Data START

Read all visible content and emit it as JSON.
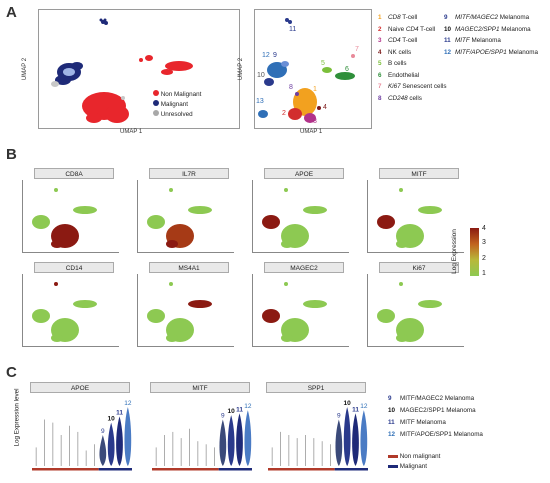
{
  "panels": {
    "a": "A",
    "b": "B",
    "c": "C"
  },
  "panelA": {
    "umap_x": "UMAP 1",
    "umap_y": "UMAP 2",
    "status_legend": [
      {
        "label": "Non Malignant",
        "color": "#e8262c"
      },
      {
        "label": "Malignant",
        "color": "#1e2a78"
      },
      {
        "label": "Unresolved",
        "color": "#a8a8a8"
      }
    ],
    "cluster_labels_on_plot": [
      "1",
      "2",
      "3",
      "4",
      "5",
      "6",
      "7",
      "8",
      "9",
      "10",
      "11",
      "12",
      "13"
    ],
    "cluster_legend_left": [
      {
        "num": "1",
        "pre": "",
        "it": "CD8",
        "post": " T-cell",
        "color": "#f2a11f"
      },
      {
        "num": "2",
        "pre": "Naive ",
        "it": "CD4",
        "post": " T-cell",
        "color": "#d22d2d"
      },
      {
        "num": "3",
        "pre": "",
        "it": "CD4",
        "post": " T-cell",
        "color": "#b2338a"
      },
      {
        "num": "4",
        "pre": "NK cells",
        "it": "",
        "post": "",
        "color": "#7d1a1a"
      },
      {
        "num": "5",
        "pre": "B cells",
        "it": "",
        "post": "",
        "color": "#7bbf3a"
      },
      {
        "num": "6",
        "pre": "Endothelial",
        "it": "",
        "post": "",
        "color": "#2f8f3a"
      },
      {
        "num": "7",
        "pre": "",
        "it": "Ki67",
        "post": " Senescent cells",
        "color": "#e88a9a"
      },
      {
        "num": "8",
        "pre": "",
        "it": "CD248",
        "post": " cells",
        "color": "#6e3fa1"
      }
    ],
    "cluster_legend_right": [
      {
        "num": "9",
        "it": "MITF/MAGEC2",
        "post": " Melanoma",
        "color": "#2a3a8c"
      },
      {
        "num": "10",
        "it": "MAGEC2/SPP1",
        "post": " Melanoma",
        "color": "#111111"
      },
      {
        "num": "11",
        "it": "MITF",
        "post": " Melanoma",
        "color": "#2a3a8c"
      },
      {
        "num": "12",
        "it": "MITF/APOE/SPP1",
        "post": " Melanoma",
        "color": "#2f6fb7"
      }
    ]
  },
  "panelB": {
    "genes_row1": [
      "CD8A",
      "IL7R",
      "APOE",
      "MITF"
    ],
    "genes_row2": [
      "CD14",
      "MS4A1",
      "MAGEC2",
      "Ki67"
    ],
    "colorbar_title": "Log Expression",
    "colorbar_ticks": [
      "4",
      "3",
      "2",
      "1"
    ]
  },
  "panelC": {
    "ylabel": "Log Expression level",
    "group_legend": [
      {
        "label": "Non malignant",
        "color": "#b03a2a"
      },
      {
        "label": "Malignant",
        "color": "#1e2a78"
      }
    ],
    "cluster_legend": [
      {
        "num": "9",
        "text": "MITF/MAGEC2 Melanoma",
        "color": "#2a3a8c"
      },
      {
        "num": "10",
        "text": "MAGEC2/SPP1 Melanoma",
        "color": "#111111"
      },
      {
        "num": "11",
        "text": "MITF Melanoma",
        "color": "#2a3a8c"
      },
      {
        "num": "12",
        "text": "MITF/APOE/SPP1 Melanoma",
        "color": "#2f6fb7"
      }
    ]
  },
  "chart_data": {
    "type": "violin",
    "ylabel": "Log Expression level",
    "series_order": [
      "1",
      "2",
      "3",
      "4",
      "5",
      "6",
      "7",
      "8",
      "9",
      "10",
      "11",
      "12"
    ],
    "panels": [
      {
        "gene": "APOE",
        "heights": [
          0.3,
          0.75,
          0.7,
          0.5,
          0.65,
          0.55,
          0.25,
          0.35,
          0.5,
          0.7,
          0.8,
          0.95
        ],
        "labelled": [
          "9",
          "10",
          "11",
          "12"
        ]
      },
      {
        "gene": "MITF",
        "heights": [
          0.3,
          0.5,
          0.55,
          0.45,
          0.6,
          0.4,
          0.35,
          0.3,
          0.75,
          0.82,
          0.85,
          0.9
        ],
        "labelled": [
          "9",
          "10",
          "11",
          "12"
        ]
      },
      {
        "gene": "SPP1",
        "heights": [
          0.3,
          0.55,
          0.5,
          0.45,
          0.5,
          0.45,
          0.4,
          0.35,
          0.75,
          0.95,
          0.85,
          0.9
        ],
        "labelled": [
          "9",
          "10",
          "11",
          "12"
        ]
      }
    ]
  }
}
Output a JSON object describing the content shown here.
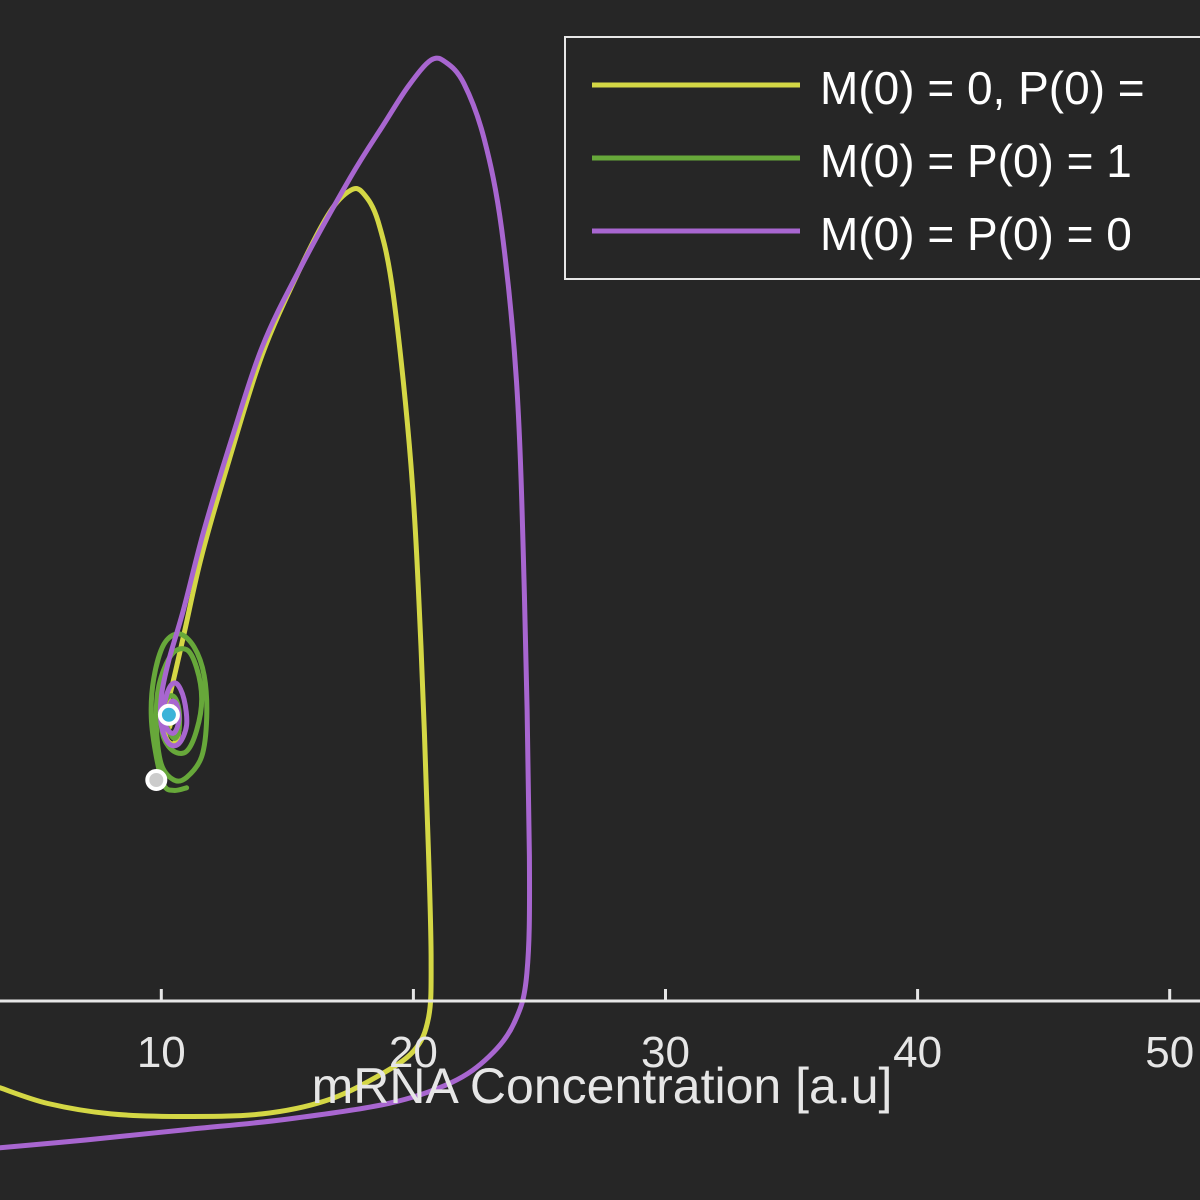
{
  "chart_data": {
    "type": "line",
    "title": "",
    "xlabel": "mRNA Concentration [a.u]",
    "ylabel": "",
    "xlim": [
      3.6,
      51.2
    ],
    "ylim": [
      -1.2,
      44.8
    ],
    "x_ticks": [
      10,
      20,
      30,
      40,
      50
    ],
    "x_tick_labels": [
      "10",
      "20",
      "30",
      "40",
      "50"
    ],
    "grid": false,
    "legend_placement": "top-right",
    "colors": {
      "background": "#262626",
      "axis": "#e6e6e6",
      "yellow": "#d4d745",
      "green": "#67a83a",
      "purple": "#a866d0",
      "steady_state_marker": "#3bb3d8",
      "start_marker": "#cccccc"
    },
    "series": [
      {
        "name": "M(0) = 0, P(0) = ",
        "color": "#d4d745",
        "points": [
          [
            3.6,
            3.1
          ],
          [
            5.5,
            2.5
          ],
          [
            8,
            2.1
          ],
          [
            11,
            2.0
          ],
          [
            14,
            2.1
          ],
          [
            16.5,
            2.6
          ],
          [
            18.5,
            3.5
          ],
          [
            20,
            4.5
          ],
          [
            20.6,
            5.8
          ],
          [
            20.7,
            8
          ],
          [
            20.6,
            12
          ],
          [
            20.3,
            20
          ],
          [
            19.9,
            27
          ],
          [
            19.2,
            33.5
          ],
          [
            18.6,
            36.3
          ],
          [
            18.0,
            37.4
          ],
          [
            17.5,
            37.5
          ],
          [
            16.7,
            36.7
          ],
          [
            15.5,
            34.5
          ],
          [
            14,
            31.2
          ],
          [
            12.7,
            27.2
          ],
          [
            11.6,
            23.5
          ],
          [
            10.9,
            20.5
          ],
          [
            10.4,
            18.4
          ],
          [
            10.1,
            17.3
          ],
          [
            10.2,
            16.5
          ],
          [
            10.5,
            16.3
          ],
          [
            10.7,
            16.8
          ],
          [
            10.6,
            17.6
          ],
          [
            10.4,
            17.9
          ],
          [
            10.2,
            17.4
          ],
          [
            10.25,
            16.9
          ],
          [
            10.35,
            17.0
          ],
          [
            10.3,
            17.3
          ]
        ]
      },
      {
        "name": "M(0) = P(0) = 1",
        "color": "#67a83a",
        "points": [
          [
            10.1,
            17.7
          ],
          [
            10.2,
            17.0
          ],
          [
            10.5,
            16.5
          ],
          [
            10.7,
            16.8
          ],
          [
            10.7,
            17.6
          ],
          [
            10.5,
            18.1
          ],
          [
            10.2,
            18.0
          ],
          [
            10.0,
            17.3
          ],
          [
            10.1,
            16.5
          ],
          [
            10.5,
            16.0
          ],
          [
            11.0,
            16.0
          ],
          [
            11.4,
            16.8
          ],
          [
            11.6,
            18.0
          ],
          [
            11.4,
            19.2
          ],
          [
            11.0,
            19.9
          ],
          [
            10.4,
            19.7
          ],
          [
            9.9,
            18.5
          ],
          [
            9.8,
            17.0
          ],
          [
            10.0,
            15.5
          ],
          [
            10.5,
            14.9
          ],
          [
            11.0,
            15.0
          ],
          [
            11.6,
            15.8
          ],
          [
            11.8,
            17.3
          ],
          [
            11.7,
            18.9
          ],
          [
            11.3,
            20.0
          ],
          [
            10.7,
            20.5
          ],
          [
            10.1,
            20.1
          ],
          [
            9.7,
            18.8
          ],
          [
            9.6,
            17.3
          ],
          [
            9.8,
            15.8
          ],
          [
            10.1,
            14.7
          ],
          [
            10.5,
            14.5
          ],
          [
            11.0,
            14.6
          ]
        ]
      },
      {
        "name": "M(0) = P(0) = 0",
        "color": "#a866d0",
        "points": [
          [
            3.6,
            0.8
          ],
          [
            7,
            1.1
          ],
          [
            11,
            1.5
          ],
          [
            15,
            1.9
          ],
          [
            19,
            2.5
          ],
          [
            21.5,
            3.3
          ],
          [
            23,
            4.3
          ],
          [
            24.0,
            5.6
          ],
          [
            24.5,
            7.5
          ],
          [
            24.6,
            12
          ],
          [
            24.4,
            22
          ],
          [
            24.1,
            30
          ],
          [
            23.5,
            36
          ],
          [
            22.8,
            39.5
          ],
          [
            22.0,
            41.6
          ],
          [
            21.3,
            42.4
          ],
          [
            20.7,
            42.5
          ],
          [
            19.8,
            41.5
          ],
          [
            18.8,
            40.0
          ],
          [
            17.5,
            38.0
          ],
          [
            15.5,
            34.5
          ],
          [
            14,
            31.5
          ],
          [
            12.8,
            28
          ],
          [
            11.7,
            24.5
          ],
          [
            10.9,
            21.5
          ],
          [
            10.3,
            19.5
          ],
          [
            10.0,
            18.1
          ],
          [
            10.0,
            17.0
          ],
          [
            10.3,
            16.3
          ],
          [
            10.7,
            16.3
          ],
          [
            11.0,
            17.0
          ],
          [
            10.9,
            18.0
          ],
          [
            10.6,
            18.6
          ],
          [
            10.3,
            18.4
          ],
          [
            10.1,
            17.6
          ],
          [
            10.2,
            16.9
          ],
          [
            10.5,
            16.7
          ],
          [
            10.7,
            17.2
          ],
          [
            10.6,
            17.8
          ],
          [
            10.4,
            17.9
          ],
          [
            10.3,
            17.5
          ]
        ]
      }
    ],
    "markers": [
      {
        "label": "steady-state",
        "x": 10.3,
        "y": 17.4,
        "fill": "#3bb3d8"
      },
      {
        "label": "start",
        "x": 9.8,
        "y": 14.9,
        "fill": "#cccccc"
      }
    ]
  }
}
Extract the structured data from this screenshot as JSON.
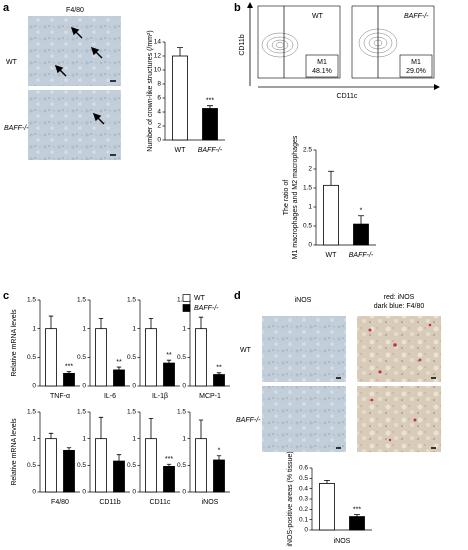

Data END

> _Task to complete_: Gather each line in these records that contains the string "content".

> _Finished exercise_:
Read all visible content and emit it as JSON.
Output a JSON object describing the content shown here.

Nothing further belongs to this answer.